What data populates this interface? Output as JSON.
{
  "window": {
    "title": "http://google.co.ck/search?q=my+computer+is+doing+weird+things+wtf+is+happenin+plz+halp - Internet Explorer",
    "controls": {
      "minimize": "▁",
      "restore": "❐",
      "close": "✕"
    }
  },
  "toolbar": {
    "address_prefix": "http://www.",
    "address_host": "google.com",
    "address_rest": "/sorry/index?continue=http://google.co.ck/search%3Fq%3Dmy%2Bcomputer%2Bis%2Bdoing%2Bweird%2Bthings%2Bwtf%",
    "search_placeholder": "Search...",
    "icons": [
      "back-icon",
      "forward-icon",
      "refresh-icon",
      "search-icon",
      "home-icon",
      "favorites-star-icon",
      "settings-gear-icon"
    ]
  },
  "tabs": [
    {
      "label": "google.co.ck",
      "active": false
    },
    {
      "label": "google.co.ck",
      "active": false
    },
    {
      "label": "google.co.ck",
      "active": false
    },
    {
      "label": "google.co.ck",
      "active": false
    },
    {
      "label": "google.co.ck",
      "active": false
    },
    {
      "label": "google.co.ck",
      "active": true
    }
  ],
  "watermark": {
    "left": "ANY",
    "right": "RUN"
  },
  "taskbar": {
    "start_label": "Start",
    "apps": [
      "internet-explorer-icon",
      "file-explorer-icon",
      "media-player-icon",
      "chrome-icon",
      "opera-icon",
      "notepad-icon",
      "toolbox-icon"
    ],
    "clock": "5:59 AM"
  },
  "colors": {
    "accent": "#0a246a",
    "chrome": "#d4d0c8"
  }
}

------------------------------

→ GIVEN PROBLEM
Give the entries again in full, exactly as they are written.

→ RESPONSE TO THE TASK
What data populates this interface? Output as JSON.
{
  "window": {
    "title": "http://google.co.ck/search?q=my+computer+is+doing+weird+things+wtf+is+happenin+plz+halp - Internet Explorer",
    "controls": {
      "minimize": "▁",
      "restore": "❐",
      "close": "✕"
    }
  },
  "toolbar": {
    "address_prefix": "http://www.",
    "address_host": "google.com",
    "address_rest": "/sorry/index?continue=http://google.co.ck/search%3Fq%3Dmy%2Bcomputer%2Bis%2Bdoing%2Bweird%2Bthings%2Bwtf%",
    "search_placeholder": "Search...",
    "icons": [
      "back-icon",
      "forward-icon",
      "refresh-icon",
      "search-icon",
      "home-icon",
      "favorites-star-icon",
      "settings-gear-icon"
    ]
  },
  "tabs": [
    {
      "label": "google.co.ck",
      "active": false
    },
    {
      "label": "google.co.ck",
      "active": false
    },
    {
      "label": "google.co.ck",
      "active": false
    },
    {
      "label": "google.co.ck",
      "active": false
    },
    {
      "label": "google.co.ck",
      "active": false
    },
    {
      "label": "google.co.ck",
      "active": true
    }
  ],
  "watermark": {
    "left": "ANY",
    "right": "RUN"
  },
  "taskbar": {
    "start_label": "Start",
    "apps": [
      "internet-explorer-icon",
      "file-explorer-icon",
      "media-player-icon",
      "chrome-icon",
      "opera-icon",
      "notepad-icon",
      "toolbox-icon"
    ],
    "clock": "5:59 AM"
  },
  "colors": {
    "accent": "#0a246a",
    "chrome": "#d4d0c8"
  }
}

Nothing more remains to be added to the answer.